-- Begin --
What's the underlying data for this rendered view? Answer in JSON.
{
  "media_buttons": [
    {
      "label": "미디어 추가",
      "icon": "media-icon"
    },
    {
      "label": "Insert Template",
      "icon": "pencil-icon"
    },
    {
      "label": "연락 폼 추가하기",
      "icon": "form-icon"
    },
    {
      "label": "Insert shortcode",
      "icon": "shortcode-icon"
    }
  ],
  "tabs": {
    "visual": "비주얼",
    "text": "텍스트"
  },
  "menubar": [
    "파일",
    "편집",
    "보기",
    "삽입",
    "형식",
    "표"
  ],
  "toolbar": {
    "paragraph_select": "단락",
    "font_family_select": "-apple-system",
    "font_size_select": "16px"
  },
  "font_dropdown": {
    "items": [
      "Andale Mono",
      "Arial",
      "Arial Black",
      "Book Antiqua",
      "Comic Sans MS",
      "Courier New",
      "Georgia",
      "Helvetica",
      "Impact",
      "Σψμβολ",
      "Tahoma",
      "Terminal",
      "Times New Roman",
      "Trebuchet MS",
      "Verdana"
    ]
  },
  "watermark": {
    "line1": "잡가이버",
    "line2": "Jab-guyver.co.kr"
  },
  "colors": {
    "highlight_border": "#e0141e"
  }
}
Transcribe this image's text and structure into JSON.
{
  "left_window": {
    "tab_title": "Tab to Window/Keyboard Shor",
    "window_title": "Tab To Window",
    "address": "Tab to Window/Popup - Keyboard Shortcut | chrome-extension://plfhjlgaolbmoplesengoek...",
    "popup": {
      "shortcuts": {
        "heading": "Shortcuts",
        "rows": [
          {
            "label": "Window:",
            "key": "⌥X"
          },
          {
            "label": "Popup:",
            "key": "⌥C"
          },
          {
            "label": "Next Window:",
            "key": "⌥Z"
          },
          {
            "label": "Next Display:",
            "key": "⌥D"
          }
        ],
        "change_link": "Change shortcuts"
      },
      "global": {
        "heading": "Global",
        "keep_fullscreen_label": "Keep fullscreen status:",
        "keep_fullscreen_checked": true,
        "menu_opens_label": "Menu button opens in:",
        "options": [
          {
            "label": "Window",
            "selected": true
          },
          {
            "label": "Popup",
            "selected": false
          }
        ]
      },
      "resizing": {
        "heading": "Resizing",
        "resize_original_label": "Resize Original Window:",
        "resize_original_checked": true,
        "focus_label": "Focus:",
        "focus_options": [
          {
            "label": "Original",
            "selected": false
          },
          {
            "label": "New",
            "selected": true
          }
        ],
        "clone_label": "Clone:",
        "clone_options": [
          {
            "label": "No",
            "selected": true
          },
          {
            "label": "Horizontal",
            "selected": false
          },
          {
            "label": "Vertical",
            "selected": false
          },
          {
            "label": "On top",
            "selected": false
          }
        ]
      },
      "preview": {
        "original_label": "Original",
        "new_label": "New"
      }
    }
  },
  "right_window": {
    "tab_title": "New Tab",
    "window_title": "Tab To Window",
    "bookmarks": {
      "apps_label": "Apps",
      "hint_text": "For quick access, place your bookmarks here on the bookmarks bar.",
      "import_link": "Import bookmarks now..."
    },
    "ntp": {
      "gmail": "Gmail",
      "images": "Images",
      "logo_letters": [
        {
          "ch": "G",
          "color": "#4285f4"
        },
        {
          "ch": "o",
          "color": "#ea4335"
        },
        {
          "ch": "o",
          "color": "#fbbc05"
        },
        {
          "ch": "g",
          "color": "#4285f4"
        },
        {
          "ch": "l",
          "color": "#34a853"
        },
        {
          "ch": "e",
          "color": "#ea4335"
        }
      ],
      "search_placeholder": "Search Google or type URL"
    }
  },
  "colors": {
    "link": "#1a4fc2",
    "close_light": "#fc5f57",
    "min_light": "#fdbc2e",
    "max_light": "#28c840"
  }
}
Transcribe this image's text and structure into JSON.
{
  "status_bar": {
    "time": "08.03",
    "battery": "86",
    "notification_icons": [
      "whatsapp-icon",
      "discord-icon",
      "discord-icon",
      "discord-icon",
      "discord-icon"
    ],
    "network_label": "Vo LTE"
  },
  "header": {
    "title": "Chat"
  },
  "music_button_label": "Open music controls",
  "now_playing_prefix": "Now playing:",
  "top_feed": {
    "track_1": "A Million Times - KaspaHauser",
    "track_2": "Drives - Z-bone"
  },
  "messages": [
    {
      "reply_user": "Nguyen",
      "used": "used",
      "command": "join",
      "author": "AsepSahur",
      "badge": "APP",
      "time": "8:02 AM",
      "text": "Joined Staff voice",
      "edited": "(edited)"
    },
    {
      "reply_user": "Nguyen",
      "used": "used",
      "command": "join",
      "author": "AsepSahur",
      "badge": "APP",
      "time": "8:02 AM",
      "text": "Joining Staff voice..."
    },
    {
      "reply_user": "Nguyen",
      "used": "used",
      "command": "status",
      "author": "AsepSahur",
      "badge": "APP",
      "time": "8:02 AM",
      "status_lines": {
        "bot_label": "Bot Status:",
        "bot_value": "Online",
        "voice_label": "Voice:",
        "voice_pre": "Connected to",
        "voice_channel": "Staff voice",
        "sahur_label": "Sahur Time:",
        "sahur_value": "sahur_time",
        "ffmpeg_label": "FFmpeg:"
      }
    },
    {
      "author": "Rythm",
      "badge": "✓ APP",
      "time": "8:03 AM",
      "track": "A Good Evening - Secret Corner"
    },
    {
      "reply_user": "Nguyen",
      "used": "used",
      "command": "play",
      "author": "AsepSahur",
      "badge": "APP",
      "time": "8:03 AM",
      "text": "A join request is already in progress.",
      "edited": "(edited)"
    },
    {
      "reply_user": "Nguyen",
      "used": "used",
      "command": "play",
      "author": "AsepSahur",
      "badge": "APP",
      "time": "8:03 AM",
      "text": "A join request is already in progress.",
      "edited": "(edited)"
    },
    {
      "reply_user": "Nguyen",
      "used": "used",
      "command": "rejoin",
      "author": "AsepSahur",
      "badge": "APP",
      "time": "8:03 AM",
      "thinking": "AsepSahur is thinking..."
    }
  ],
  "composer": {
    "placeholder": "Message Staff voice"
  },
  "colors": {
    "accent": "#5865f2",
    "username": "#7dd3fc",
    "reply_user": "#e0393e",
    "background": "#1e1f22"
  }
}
-- End --
TASK DIRECTIONS: Type the whole listing again, unaltered.

FULL ANSWER:
What's the underlying data for this rendered view? Answer in JSON.
{
  "media_buttons": [
    {
      "label": "미디어 추가",
      "icon": "media-icon"
    },
    {
      "label": "Insert Template",
      "icon": "pencil-icon"
    },
    {
      "label": "연락 폼 추가하기",
      "icon": "form-icon"
    },
    {
      "label": "Insert shortcode",
      "icon": "shortcode-icon"
    }
  ],
  "tabs": {
    "visual": "비주얼",
    "text": "텍스트"
  },
  "menubar": [
    "파일",
    "편집",
    "보기",
    "삽입",
    "형식",
    "표"
  ],
  "toolbar": {
    "paragraph_select": "단락",
    "font_family_select": "-apple-system",
    "font_size_select": "16px"
  },
  "font_dropdown": {
    "items": [
      "Andale Mono",
      "Arial",
      "Arial Black",
      "Book Antiqua",
      "Comic Sans MS",
      "Courier New",
      "Georgia",
      "Helvetica",
      "Impact",
      "Σψμβολ",
      "Tahoma",
      "Terminal",
      "Times New Roman",
      "Trebuchet MS",
      "Verdana"
    ]
  },
  "watermark": {
    "line1": "잡가이버",
    "line2": "Jab-guyver.co.kr"
  },
  "colors": {
    "highlight_border": "#e0141e"
  }
}
Transcribe this image's text and structure into JSON.
{
  "left_window": {
    "tab_title": "Tab to Window/Keyboard Shor",
    "window_title": "Tab To Window",
    "address": "Tab to Window/Popup - Keyboard Shortcut | chrome-extension://plfhjlgaolbmoplesengoek...",
    "popup": {
      "shortcuts": {
        "heading": "Shortcuts",
        "rows": [
          {
            "label": "Window:",
            "key": "⌥X"
          },
          {
            "label": "Popup:",
            "key": "⌥C"
          },
          {
            "label": "Next Window:",
            "key": "⌥Z"
          },
          {
            "label": "Next Display:",
            "key": "⌥D"
          }
        ],
        "change_link": "Change shortcuts"
      },
      "global": {
        "heading": "Global",
        "keep_fullscreen_label": "Keep fullscreen status:",
        "keep_fullscreen_checked": true,
        "menu_opens_label": "Menu button opens in:",
        "options": [
          {
            "label": "Window",
            "selected": true
          },
          {
            "label": "Popup",
            "selected": false
          }
        ]
      },
      "resizing": {
        "heading": "Resizing",
        "resize_original_label": "Resize Original Window:",
        "resize_original_checked": true,
        "focus_label": "Focus:",
        "focus_options": [
          {
            "label": "Original",
            "selected": false
          },
          {
            "label": "New",
            "selected": true
          }
        ],
        "clone_label": "Clone:",
        "clone_options": [
          {
            "label": "No",
            "selected": true
          },
          {
            "label": "Horizontal",
            "selected": false
          },
          {
            "label": "Vertical",
            "selected": false
          },
          {
            "label": "On top",
            "selected": false
          }
        ]
      },
      "preview": {
        "original_label": "Original",
        "new_label": "New"
      }
    }
  },
  "right_window": {
    "tab_title": "New Tab",
    "window_title": "Tab To Window",
    "bookmarks": {
      "apps_label": "Apps",
      "hint_text": "For quick access, place your bookmarks here on the bookmarks bar.",
      "import_link": "Import bookmarks now..."
    },
    "ntp": {
      "gmail": "Gmail",
      "images": "Images",
      "logo_letters": [
        {
          "ch": "G",
          "color": "#4285f4"
        },
        {
          "ch": "o",
          "color": "#ea4335"
        },
        {
          "ch": "o",
          "color": "#fbbc05"
        },
        {
          "ch": "g",
          "color": "#4285f4"
        },
        {
          "ch": "l",
          "color": "#34a853"
        },
        {
          "ch": "e",
          "color": "#ea4335"
        }
      ],
      "search_placeholder": "Search Google or type URL"
    }
  },
  "colors": {
    "link": "#1a4fc2",
    "close_light": "#fc5f57",
    "min_light": "#fdbc2e",
    "max_light": "#28c840"
  }
}
Transcribe this image's text and structure into JSON.
{
  "status_bar": {
    "time": "08.03",
    "battery": "86",
    "notification_icons": [
      "whatsapp-icon",
      "discord-icon",
      "discord-icon",
      "discord-icon",
      "discord-icon"
    ],
    "network_label": "Vo LTE"
  },
  "header": {
    "title": "Chat"
  },
  "music_button_label": "Open music controls",
  "now_playing_prefix": "Now playing:",
  "top_feed": {
    "track_1": "A Million Times - KaspaHauser",
    "track_2": "Drives - Z-bone"
  },
  "messages": [
    {
      "reply_user": "Nguyen",
      "used": "used",
      "command": "join",
      "author": "AsepSahur",
      "badge": "APP",
      "time": "8:02 AM",
      "text": "Joined Staff voice",
      "edited": "(edited)"
    },
    {
      "reply_user": "Nguyen",
      "used": "used",
      "command": "join",
      "author": "AsepSahur",
      "badge": "APP",
      "time": "8:02 AM",
      "text": "Joining Staff voice..."
    },
    {
      "reply_user": "Nguyen",
      "used": "used",
      "command": "status",
      "author": "AsepSahur",
      "badge": "APP",
      "time": "8:02 AM",
      "status_lines": {
        "bot_label": "Bot Status:",
        "bot_value": "Online",
        "voice_label": "Voice:",
        "voice_pre": "Connected to",
        "voice_channel": "Staff voice",
        "sahur_label": "Sahur Time:",
        "sahur_value": "sahur_time",
        "ffmpeg_label": "FFmpeg:"
      }
    },
    {
      "author": "Rythm",
      "badge": "✓ APP",
      "time": "8:03 AM",
      "track": "A Good Evening - Secret Corner"
    },
    {
      "reply_user": "Nguyen",
      "used": "used",
      "command": "play",
      "author": "AsepSahur",
      "badge": "APP",
      "time": "8:03 AM",
      "text": "A join request is already in progress.",
      "edited": "(edited)"
    },
    {
      "reply_user": "Nguyen",
      "used": "used",
      "command": "play",
      "author": "AsepSahur",
      "badge": "APP",
      "time": "8:03 AM",
      "text": "A join request is already in progress.",
      "edited": "(edited)"
    },
    {
      "reply_user": "Nguyen",
      "used": "used",
      "command": "rejoin",
      "author": "AsepSahur",
      "badge": "APP",
      "time": "8:03 AM",
      "thinking": "AsepSahur is thinking..."
    }
  ],
  "composer": {
    "placeholder": "Message Staff voice"
  },
  "colors": {
    "accent": "#5865f2",
    "username": "#7dd3fc",
    "reply_user": "#e0393e",
    "background": "#1e1f22"
  }
}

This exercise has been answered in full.